Your goal.
Quote the listing in full, exactly as given, minus any pictures.

Extracted records.
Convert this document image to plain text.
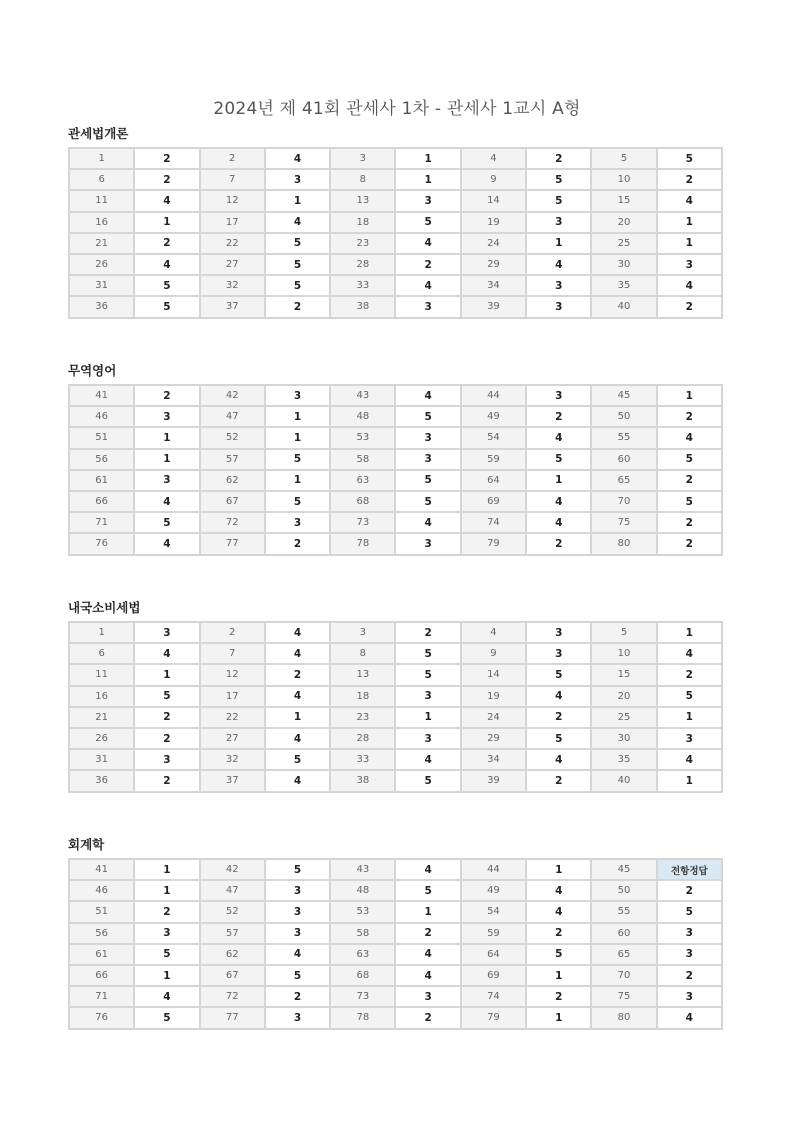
2024년 제 41회 관세사 1차 - 관세사 1교시 A형
관세법개론
1	2	2	4	3	1	4	2	5	5
6	2	7	3	8	1	9	5	10	2
11	4	12	1	13	3	14	5	15	4
16	1	17	4	18	5	19	3	20	1
21	2	22	5	23	4	24	1	25	1
26	4	27	5	28	2	29	4	30	3
31	5	32	5	33	4	34	3	35	4
36	5	37	2	38	3	39	3	40	2
무역영어
41	2	42	3	43	4	44	3	45	1
46	3	47	1	48	5	49	2	50	2
51	1	52	1	53	3	54	4	55	4
56	1	57	5	58	3	59	5	60	5
61	3	62	1	63	5	64	1	65	2
66	4	67	5	68	5	69	4	70	5
71	5	72	3	73	4	74	4	75	2
76	4	77	2	78	3	79	2	80	2
내국소비세법
1	3	2	4	3	2	4	3	5	1
6	4	7	4	8	5	9	3	10	4
11	1	12	2	13	5	14	5	15	2
16	5	17	4	18	3	19	4	20	5
21	2	22	1	23	1	24	2	25	1
26	2	27	4	28	3	29	5	30	3
31	3	32	5	33	4	34	4	35	4
36	2	37	4	38	5	39	2	40	1
회계학
41	1	42	5	43	4	44	1	45	전항정답
46	1	47	3	48	5	49	4	50	2
51	2	52	3	53	1	54	4	55	5
56	3	57	3	58	2	59	2	60	3
61	5	62	4	63	4	64	5	65	3
66	1	67	5	68	4	69	1	70	2
71	4	72	2	73	3	74	2	75	3
76	5	77	3	78	2	79	1	80	4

Output.
Convert this document image to plain text.
2024년 제 41회 관세사 1차 - 관세사 1교시 A형
관세법개론
1	2	2	4	3	1	4	2	5	5
6	2	7	3	8	1	9	5	10	2
11	4	12	1	13	3	14	5	15	4
16	1	17	4	18	5	19	3	20	1
21	2	22	5	23	4	24	1	25	1
26	4	27	5	28	2	29	4	30	3
31	5	32	5	33	4	34	3	35	4
36	5	37	2	38	3	39	3	40	2
무역영어
41	2	42	3	43	4	44	3	45	1
46	3	47	1	48	5	49	2	50	2
51	1	52	1	53	3	54	4	55	4
56	1	57	5	58	3	59	5	60	5
61	3	62	1	63	5	64	1	65	2
66	4	67	5	68	5	69	4	70	5
71	5	72	3	73	4	74	4	75	2
76	4	77	2	78	3	79	2	80	2
내국소비세법
1	3	2	4	3	2	4	3	5	1
6	4	7	4	8	5	9	3	10	4
11	1	12	2	13	5	14	5	15	2
16	5	17	4	18	3	19	4	20	5
21	2	22	1	23	1	24	2	25	1
26	2	27	4	28	3	29	5	30	3
31	3	32	5	33	4	34	4	35	4
36	2	37	4	38	5	39	2	40	1
회계학
41	1	42	5	43	4	44	1	45	전항정답
46	1	47	3	48	5	49	4	50	2
51	2	52	3	53	1	54	4	55	5
56	3	57	3	58	2	59	2	60	3
61	5	62	4	63	4	64	5	65	3
66	1	67	5	68	4	69	1	70	2
71	4	72	2	73	3	74	2	75	3
76	5	77	3	78	2	79	1	80	4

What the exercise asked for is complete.